===== Data for this task =====

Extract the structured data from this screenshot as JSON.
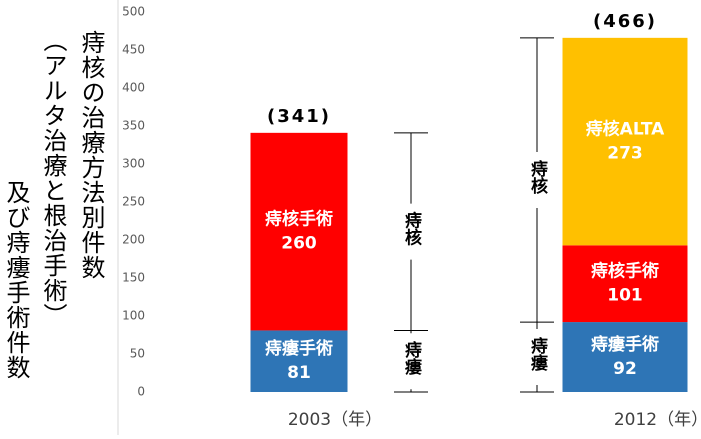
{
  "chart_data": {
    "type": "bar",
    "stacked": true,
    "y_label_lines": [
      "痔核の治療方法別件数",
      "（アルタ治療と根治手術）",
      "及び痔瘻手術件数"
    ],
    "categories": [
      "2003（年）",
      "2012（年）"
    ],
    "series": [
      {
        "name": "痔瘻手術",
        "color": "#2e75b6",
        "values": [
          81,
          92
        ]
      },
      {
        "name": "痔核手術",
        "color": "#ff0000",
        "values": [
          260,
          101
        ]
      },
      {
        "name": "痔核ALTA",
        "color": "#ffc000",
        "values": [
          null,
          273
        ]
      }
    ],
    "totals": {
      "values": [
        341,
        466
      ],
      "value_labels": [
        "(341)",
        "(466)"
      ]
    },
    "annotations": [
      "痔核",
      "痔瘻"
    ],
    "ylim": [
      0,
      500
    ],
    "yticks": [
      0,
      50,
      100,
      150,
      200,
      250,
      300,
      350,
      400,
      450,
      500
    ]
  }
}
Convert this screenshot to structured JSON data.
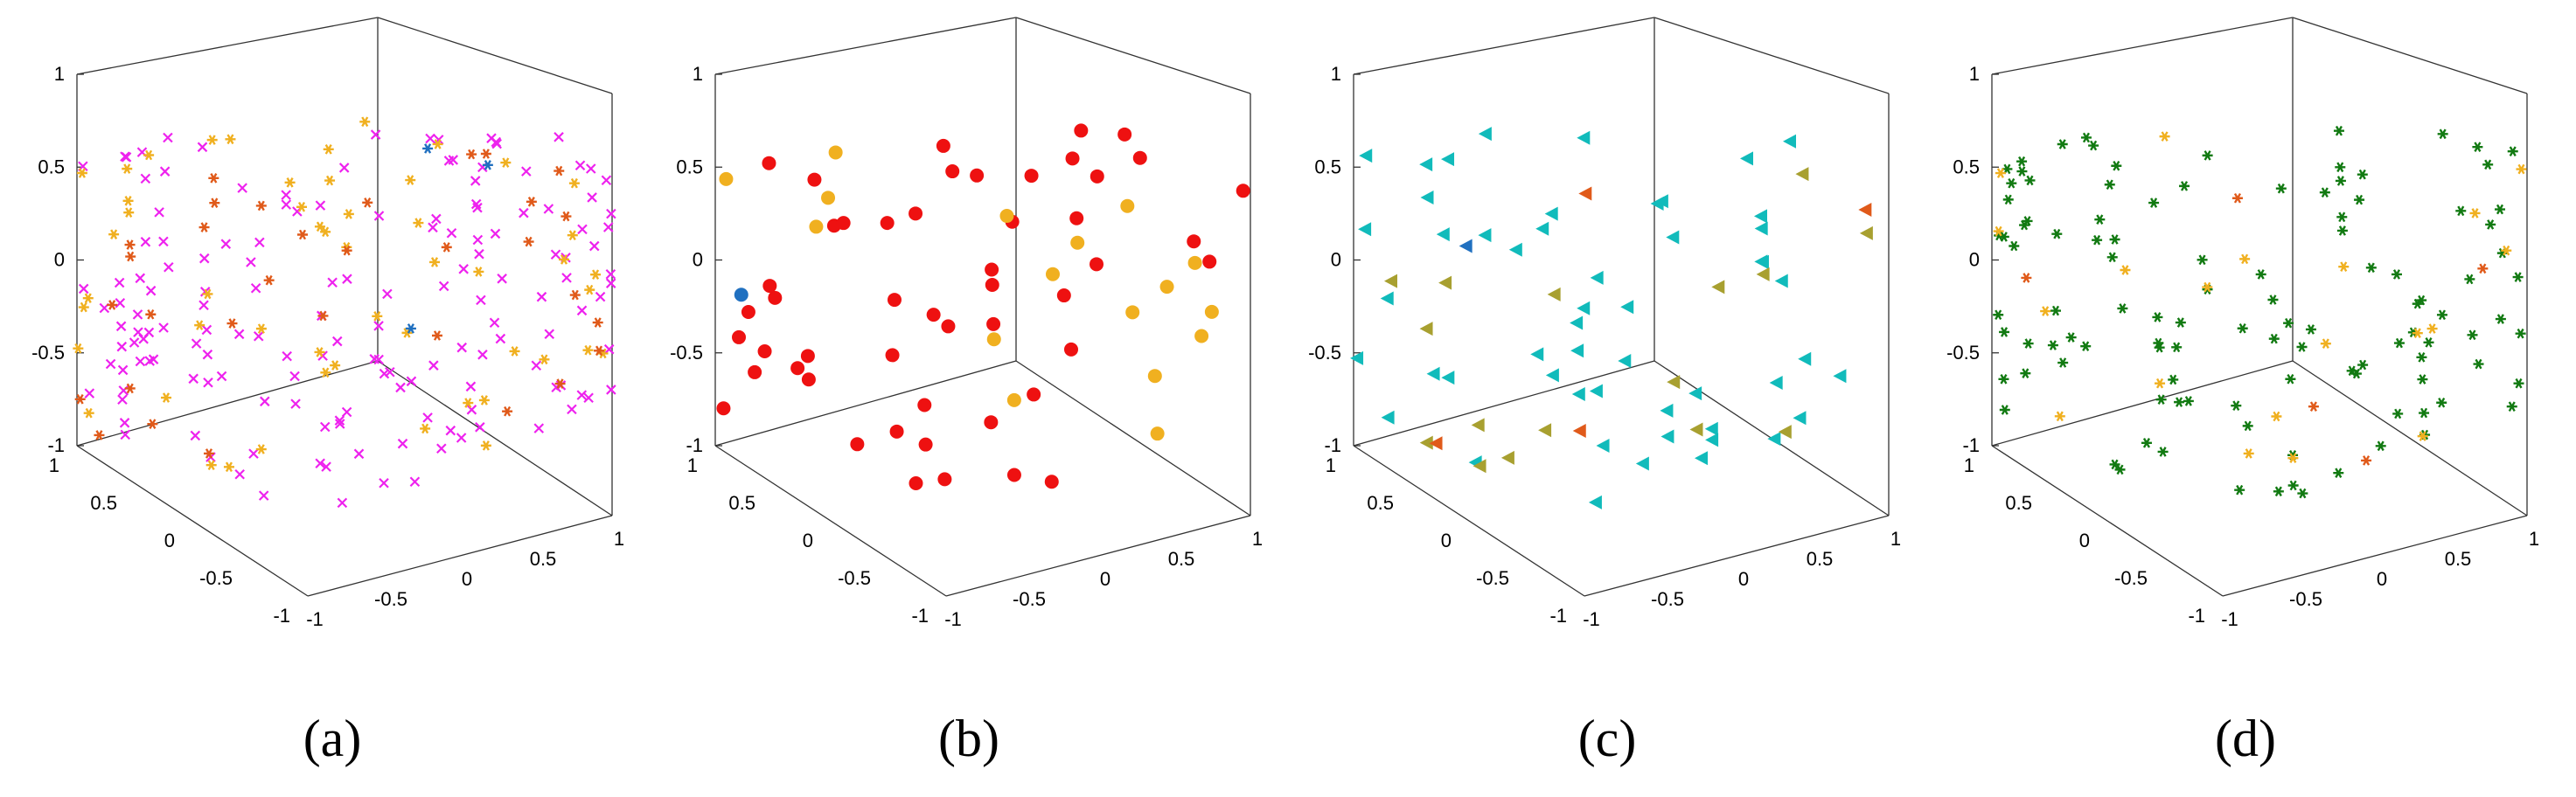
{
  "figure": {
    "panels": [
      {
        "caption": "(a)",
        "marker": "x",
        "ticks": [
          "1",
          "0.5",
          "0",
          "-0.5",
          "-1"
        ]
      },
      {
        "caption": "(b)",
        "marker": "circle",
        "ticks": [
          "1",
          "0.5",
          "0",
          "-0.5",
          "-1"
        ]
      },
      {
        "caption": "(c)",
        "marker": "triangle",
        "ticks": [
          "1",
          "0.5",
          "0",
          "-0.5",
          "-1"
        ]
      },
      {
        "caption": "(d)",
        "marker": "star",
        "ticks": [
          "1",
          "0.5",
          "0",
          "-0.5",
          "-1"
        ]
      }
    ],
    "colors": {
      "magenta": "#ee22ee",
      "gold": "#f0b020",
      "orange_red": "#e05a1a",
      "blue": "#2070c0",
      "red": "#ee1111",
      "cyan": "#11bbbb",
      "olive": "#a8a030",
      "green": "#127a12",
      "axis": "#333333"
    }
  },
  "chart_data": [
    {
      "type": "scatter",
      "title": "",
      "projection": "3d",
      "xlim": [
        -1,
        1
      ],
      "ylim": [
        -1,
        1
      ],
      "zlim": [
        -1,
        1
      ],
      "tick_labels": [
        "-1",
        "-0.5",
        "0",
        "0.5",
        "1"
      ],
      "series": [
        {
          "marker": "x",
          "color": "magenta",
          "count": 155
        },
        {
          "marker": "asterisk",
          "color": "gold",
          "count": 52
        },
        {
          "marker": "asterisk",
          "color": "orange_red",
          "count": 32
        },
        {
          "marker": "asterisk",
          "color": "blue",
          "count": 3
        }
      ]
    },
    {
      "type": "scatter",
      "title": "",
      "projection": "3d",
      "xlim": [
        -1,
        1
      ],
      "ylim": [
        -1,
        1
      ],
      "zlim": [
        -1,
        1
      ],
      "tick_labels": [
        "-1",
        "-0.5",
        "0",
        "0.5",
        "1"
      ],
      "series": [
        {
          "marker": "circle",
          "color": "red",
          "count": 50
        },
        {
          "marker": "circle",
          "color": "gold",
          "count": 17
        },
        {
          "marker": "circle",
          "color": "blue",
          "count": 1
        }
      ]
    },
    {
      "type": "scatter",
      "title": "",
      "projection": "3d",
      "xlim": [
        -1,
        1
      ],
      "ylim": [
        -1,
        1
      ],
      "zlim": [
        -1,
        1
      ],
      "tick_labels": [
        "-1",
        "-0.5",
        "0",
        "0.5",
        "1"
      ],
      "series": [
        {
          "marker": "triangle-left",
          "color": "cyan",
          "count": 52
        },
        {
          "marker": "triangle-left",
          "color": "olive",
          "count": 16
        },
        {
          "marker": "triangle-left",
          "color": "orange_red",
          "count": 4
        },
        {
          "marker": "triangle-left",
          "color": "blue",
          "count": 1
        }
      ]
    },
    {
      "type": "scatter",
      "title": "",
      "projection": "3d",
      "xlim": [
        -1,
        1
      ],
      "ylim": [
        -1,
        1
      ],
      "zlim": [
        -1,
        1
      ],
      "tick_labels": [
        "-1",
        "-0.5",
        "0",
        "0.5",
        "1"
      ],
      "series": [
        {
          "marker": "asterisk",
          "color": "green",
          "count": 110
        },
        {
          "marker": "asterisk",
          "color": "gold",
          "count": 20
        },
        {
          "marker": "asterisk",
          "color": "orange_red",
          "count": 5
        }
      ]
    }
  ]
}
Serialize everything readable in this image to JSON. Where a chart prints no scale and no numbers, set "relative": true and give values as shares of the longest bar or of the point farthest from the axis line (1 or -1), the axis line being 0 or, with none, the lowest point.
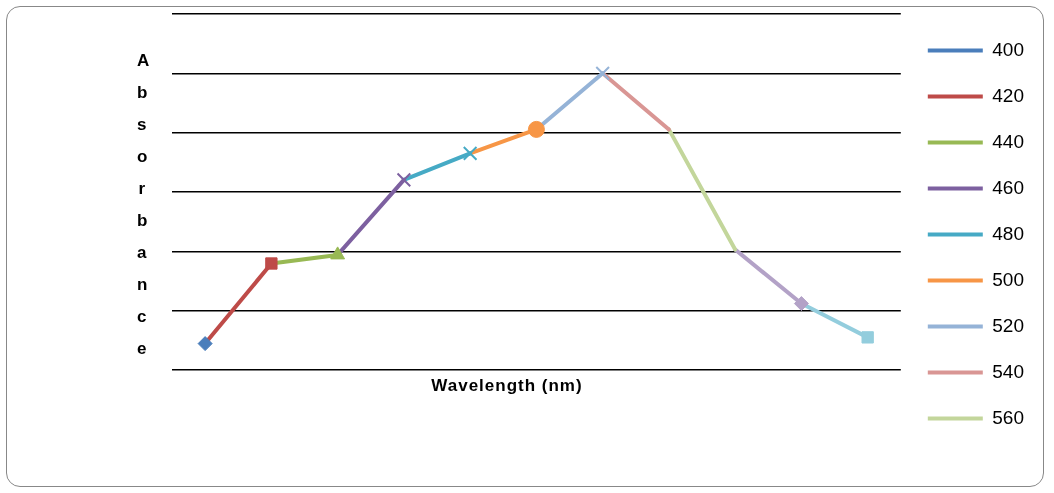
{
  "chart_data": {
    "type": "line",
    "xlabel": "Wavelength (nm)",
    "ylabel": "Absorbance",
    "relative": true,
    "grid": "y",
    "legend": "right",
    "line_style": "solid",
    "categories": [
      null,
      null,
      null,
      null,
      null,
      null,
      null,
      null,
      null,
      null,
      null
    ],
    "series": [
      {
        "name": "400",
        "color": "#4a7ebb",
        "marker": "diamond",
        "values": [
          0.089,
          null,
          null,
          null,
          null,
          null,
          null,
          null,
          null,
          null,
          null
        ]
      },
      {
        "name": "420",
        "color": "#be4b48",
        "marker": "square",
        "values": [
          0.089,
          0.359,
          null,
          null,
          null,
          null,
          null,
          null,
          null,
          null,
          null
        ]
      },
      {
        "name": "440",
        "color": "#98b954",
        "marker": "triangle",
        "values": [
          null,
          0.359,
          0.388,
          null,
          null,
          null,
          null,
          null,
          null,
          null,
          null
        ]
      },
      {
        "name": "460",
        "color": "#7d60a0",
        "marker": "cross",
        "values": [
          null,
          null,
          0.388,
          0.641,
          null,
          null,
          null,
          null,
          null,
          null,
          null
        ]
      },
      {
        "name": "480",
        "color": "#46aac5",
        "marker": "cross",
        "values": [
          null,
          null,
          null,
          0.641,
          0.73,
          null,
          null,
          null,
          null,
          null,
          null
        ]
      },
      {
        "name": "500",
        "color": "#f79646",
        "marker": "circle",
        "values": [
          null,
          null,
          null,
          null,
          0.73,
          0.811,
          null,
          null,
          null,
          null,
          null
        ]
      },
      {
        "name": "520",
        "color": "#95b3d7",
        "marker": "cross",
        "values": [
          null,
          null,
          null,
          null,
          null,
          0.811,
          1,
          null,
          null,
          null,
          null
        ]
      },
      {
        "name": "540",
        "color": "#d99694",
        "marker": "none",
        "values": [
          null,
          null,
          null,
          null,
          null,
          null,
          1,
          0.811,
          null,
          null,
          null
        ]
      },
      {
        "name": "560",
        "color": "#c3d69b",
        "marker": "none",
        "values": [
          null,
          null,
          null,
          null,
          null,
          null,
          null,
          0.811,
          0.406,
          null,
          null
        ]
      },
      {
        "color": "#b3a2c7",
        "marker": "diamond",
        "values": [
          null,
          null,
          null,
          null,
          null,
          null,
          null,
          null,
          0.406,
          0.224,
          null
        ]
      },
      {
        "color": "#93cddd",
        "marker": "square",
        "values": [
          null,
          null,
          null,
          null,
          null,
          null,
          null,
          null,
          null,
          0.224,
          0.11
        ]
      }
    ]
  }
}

=====

Copy out each line word for word, please, skipping the images.

- **Answer**
Extract the structured data from this screenshot as JSON.
{
  "chart_data": {
    "type": "bar",
    "stacked": true,
    "y_label_lines": [
      "痔核の治療方法別件数",
      "（アルタ治療と根治手術）",
      "及び痔瘻手術件数"
    ],
    "categories": [
      "2003（年）",
      "2012（年）"
    ],
    "series": [
      {
        "name": "痔瘻手術",
        "color": "#2e75b6",
        "values": [
          81,
          92
        ]
      },
      {
        "name": "痔核手術",
        "color": "#ff0000",
        "values": [
          260,
          101
        ]
      },
      {
        "name": "痔核ALTA",
        "color": "#ffc000",
        "values": [
          null,
          273
        ]
      }
    ],
    "totals": {
      "values": [
        341,
        466
      ],
      "value_labels": [
        "(341)",
        "(466)"
      ]
    },
    "annotations": [
      "痔核",
      "痔瘻"
    ],
    "ylim": [
      0,
      500
    ],
    "yticks": [
      0,
      50,
      100,
      150,
      200,
      250,
      300,
      350,
      400,
      450,
      500
    ]
  }
}
Convert this screenshot to structured JSON data.
{
  "figure": {
    "panels": [
      {
        "caption": "(a)",
        "marker": "x",
        "ticks": [
          "1",
          "0.5",
          "0",
          "-0.5",
          "-1"
        ]
      },
      {
        "caption": "(b)",
        "marker": "circle",
        "ticks": [
          "1",
          "0.5",
          "0",
          "-0.5",
          "-1"
        ]
      },
      {
        "caption": "(c)",
        "marker": "triangle",
        "ticks": [
          "1",
          "0.5",
          "0",
          "-0.5",
          "-1"
        ]
      },
      {
        "caption": "(d)",
        "marker": "star",
        "ticks": [
          "1",
          "0.5",
          "0",
          "-0.5",
          "-1"
        ]
      }
    ],
    "colors": {
      "magenta": "#ee22ee",
      "gold": "#f0b020",
      "orange_red": "#e05a1a",
      "blue": "#2070c0",
      "red": "#ee1111",
      "cyan": "#11bbbb",
      "olive": "#a8a030",
      "green": "#127a12",
      "axis": "#333333"
    }
  },
  "chart_data": [
    {
      "type": "scatter",
      "title": "",
      "projection": "3d",
      "xlim": [
        -1,
        1
      ],
      "ylim": [
        -1,
        1
      ],
      "zlim": [
        -1,
        1
      ],
      "tick_labels": [
        "-1",
        "-0.5",
        "0",
        "0.5",
        "1"
      ],
      "series": [
        {
          "marker": "x",
          "color": "magenta",
          "count": 155
        },
        {
          "marker": "asterisk",
          "color": "gold",
          "count": 52
        },
        {
          "marker": "asterisk",
          "color": "orange_red",
          "count": 32
        },
        {
          "marker": "asterisk",
          "color": "blue",
          "count": 3
        }
      ]
    },
    {
      "type": "scatter",
      "title": "",
      "projection": "3d",
      "xlim": [
        -1,
        1
      ],
      "ylim": [
        -1,
        1
      ],
      "zlim": [
        -1,
        1
      ],
      "tick_labels": [
        "-1",
        "-0.5",
        "0",
        "0.5",
        "1"
      ],
      "series": [
        {
          "marker": "circle",
          "color": "red",
          "count": 50
        },
        {
          "marker": "circle",
          "color": "gold",
          "count": 17
        },
        {
          "marker": "circle",
          "color": "blue",
          "count": 1
        }
      ]
    },
    {
      "type": "scatter",
      "title": "",
      "projection": "3d",
      "xlim": [
        -1,
        1
      ],
      "ylim": [
        -1,
        1
      ],
      "zlim": [
        -1,
        1
      ],
      "tick_labels": [
        "-1",
        "-0.5",
        "0",
        "0.5",
        "1"
      ],
      "series": [
        {
          "marker": "triangle-left",
          "color": "cyan",
          "count": 52
        },
        {
          "marker": "triangle-left",
          "color": "olive",
          "count": 16
        },
        {
          "marker": "triangle-left",
          "color": "orange_red",
          "count": 4
        },
        {
          "marker": "triangle-left",
          "color": "blue",
          "count": 1
        }
      ]
    },
    {
      "type": "scatter",
      "title": "",
      "projection": "3d",
      "xlim": [
        -1,
        1
      ],
      "ylim": [
        -1,
        1
      ],
      "zlim": [
        -1,
        1
      ],
      "tick_labels": [
        "-1",
        "-0.5",
        "0",
        "0.5",
        "1"
      ],
      "series": [
        {
          "marker": "asterisk",
          "color": "green",
          "count": 110
        },
        {
          "marker": "asterisk",
          "color": "gold",
          "count": 20
        },
        {
          "marker": "asterisk",
          "color": "orange_red",
          "count": 5
        }
      ]
    }
  ]
}
Serialize everything readable in this image to JSON. Where a chart prints no scale and no numbers, set "relative": true and give values as shares of the longest bar or of the point farthest from the axis line (1 or -1), the axis line being 0 or, with none, the lowest point.
{
  "chart_data": {
    "type": "line",
    "xlabel": "Wavelength (nm)",
    "ylabel": "Absorbance",
    "relative": true,
    "grid": "y",
    "legend": "right",
    "line_style": "solid",
    "categories": [
      null,
      null,
      null,
      null,
      null,
      null,
      null,
      null,
      null,
      null,
      null
    ],
    "series": [
      {
        "name": "400",
        "color": "#4a7ebb",
        "marker": "diamond",
        "values": [
          0.089,
          null,
          null,
          null,
          null,
          null,
          null,
          null,
          null,
          null,
          null
        ]
      },
      {
        "name": "420",
        "color": "#be4b48",
        "marker": "square",
        "values": [
          0.089,
          0.359,
          null,
          null,
          null,
          null,
          null,
          null,
          null,
          null,
          null
        ]
      },
      {
        "name": "440",
        "color": "#98b954",
        "marker": "triangle",
        "values": [
          null,
          0.359,
          0.388,
          null,
          null,
          null,
          null,
          null,
          null,
          null,
          null
        ]
      },
      {
        "name": "460",
        "color": "#7d60a0",
        "marker": "cross",
        "values": [
          null,
          null,
          0.388,
          0.641,
          null,
          null,
          null,
          null,
          null,
          null,
          null
        ]
      },
      {
        "name": "480",
        "color": "#46aac5",
        "marker": "cross",
        "values": [
          null,
          null,
          null,
          0.641,
          0.73,
          null,
          null,
          null,
          null,
          null,
          null
        ]
      },
      {
        "name": "500",
        "color": "#f79646",
        "marker": "circle",
        "values": [
          null,
          null,
          null,
          null,
          0.73,
          0.811,
          null,
          null,
          null,
          null,
          null
        ]
      },
      {
        "name": "520",
        "color": "#95b3d7",
        "marker": "cross",
        "values": [
          null,
          null,
          null,
          null,
          null,
          0.811,
          1,
          null,
          null,
          null,
          null
        ]
      },
      {
        "name": "540",
        "color": "#d99694",
        "marker": "none",
        "values": [
          null,
          null,
          null,
          null,
          null,
          null,
          1,
          0.811,
          null,
          null,
          null
        ]
      },
      {
        "name": "560",
        "color": "#c3d69b",
        "marker": "none",
        "values": [
          null,
          null,
          null,
          null,
          null,
          null,
          null,
          0.811,
          0.406,
          null,
          null
        ]
      },
      {
        "color": "#b3a2c7",
        "marker": "diamond",
        "values": [
          null,
          null,
          null,
          null,
          null,
          null,
          null,
          null,
          0.406,
          0.224,
          null
        ]
      },
      {
        "color": "#93cddd",
        "marker": "square",
        "values": [
          null,
          null,
          null,
          null,
          null,
          null,
          null,
          null,
          null,
          0.224,
          0.11
        ]
      }
    ]
  }
}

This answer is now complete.